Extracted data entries
● ● ● ● ●

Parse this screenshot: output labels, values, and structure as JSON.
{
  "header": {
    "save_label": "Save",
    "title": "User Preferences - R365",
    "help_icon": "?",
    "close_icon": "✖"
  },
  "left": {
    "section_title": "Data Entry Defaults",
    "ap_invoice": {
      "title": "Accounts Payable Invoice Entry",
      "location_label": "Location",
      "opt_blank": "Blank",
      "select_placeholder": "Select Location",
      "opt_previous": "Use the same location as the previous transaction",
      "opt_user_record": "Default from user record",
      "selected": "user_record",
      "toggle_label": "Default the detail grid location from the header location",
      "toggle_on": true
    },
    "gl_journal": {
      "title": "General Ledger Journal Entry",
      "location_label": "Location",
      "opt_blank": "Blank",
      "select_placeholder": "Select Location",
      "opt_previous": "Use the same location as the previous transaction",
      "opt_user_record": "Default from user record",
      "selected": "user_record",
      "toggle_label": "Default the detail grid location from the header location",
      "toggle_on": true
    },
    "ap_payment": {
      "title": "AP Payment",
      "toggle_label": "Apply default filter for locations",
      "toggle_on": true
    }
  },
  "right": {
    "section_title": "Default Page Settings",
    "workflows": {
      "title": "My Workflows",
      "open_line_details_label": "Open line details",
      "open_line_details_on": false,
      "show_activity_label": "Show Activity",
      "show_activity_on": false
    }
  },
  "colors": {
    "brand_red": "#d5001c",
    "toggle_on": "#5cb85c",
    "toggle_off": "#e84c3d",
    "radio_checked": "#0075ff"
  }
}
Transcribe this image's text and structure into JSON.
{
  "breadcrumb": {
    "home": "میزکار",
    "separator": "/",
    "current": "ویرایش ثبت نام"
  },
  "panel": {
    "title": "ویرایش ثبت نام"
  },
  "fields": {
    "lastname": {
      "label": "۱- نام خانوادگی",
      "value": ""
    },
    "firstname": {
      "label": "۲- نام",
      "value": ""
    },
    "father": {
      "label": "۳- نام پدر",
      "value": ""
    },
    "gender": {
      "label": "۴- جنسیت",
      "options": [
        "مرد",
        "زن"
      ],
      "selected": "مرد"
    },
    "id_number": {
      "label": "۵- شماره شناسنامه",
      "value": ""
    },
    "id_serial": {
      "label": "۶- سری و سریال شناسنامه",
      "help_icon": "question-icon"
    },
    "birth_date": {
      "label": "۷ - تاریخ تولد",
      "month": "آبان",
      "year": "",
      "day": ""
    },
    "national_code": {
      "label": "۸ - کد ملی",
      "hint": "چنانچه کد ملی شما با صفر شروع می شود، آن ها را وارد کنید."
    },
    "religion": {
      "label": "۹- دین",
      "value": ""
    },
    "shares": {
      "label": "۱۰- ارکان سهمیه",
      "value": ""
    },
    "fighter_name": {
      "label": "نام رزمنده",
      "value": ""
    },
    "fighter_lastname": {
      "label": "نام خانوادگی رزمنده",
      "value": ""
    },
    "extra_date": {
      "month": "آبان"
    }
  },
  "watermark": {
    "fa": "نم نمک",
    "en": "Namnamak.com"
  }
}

● ● ● ● ●

Beginning at the line that holds "Transcribe this image's", reproduce each line of the records above down to and including the last one.

Transcribe this image's text and structure into JSON.
{
  "breadcrumb": {
    "home": "میزکار",
    "separator": "/",
    "current": "ویرایش ثبت نام"
  },
  "panel": {
    "title": "ویرایش ثبت نام"
  },
  "fields": {
    "lastname": {
      "label": "۱- نام خانوادگی",
      "value": ""
    },
    "firstname": {
      "label": "۲- نام",
      "value": ""
    },
    "father": {
      "label": "۳- نام پدر",
      "value": ""
    },
    "gender": {
      "label": "۴- جنسیت",
      "options": [
        "مرد",
        "زن"
      ],
      "selected": "مرد"
    },
    "id_number": {
      "label": "۵- شماره شناسنامه",
      "value": ""
    },
    "id_serial": {
      "label": "۶- سری و سریال شناسنامه",
      "help_icon": "question-icon"
    },
    "birth_date": {
      "label": "۷ - تاریخ تولد",
      "month": "آبان",
      "year": "",
      "day": ""
    },
    "national_code": {
      "label": "۸ - کد ملی",
      "hint": "چنانچه کد ملی شما با صفر شروع می شود، آن ها را وارد کنید."
    },
    "religion": {
      "label": "۹- دین",
      "value": ""
    },
    "shares": {
      "label": "۱۰- ارکان سهمیه",
      "value": ""
    },
    "fighter_name": {
      "label": "نام رزمنده",
      "value": ""
    },
    "fighter_lastname": {
      "label": "نام خانوادگی رزمنده",
      "value": ""
    },
    "extra_date": {
      "month": "آبان"
    }
  },
  "watermark": {
    "fa": "نم نمک",
    "en": "Namnamak.com"
  }
}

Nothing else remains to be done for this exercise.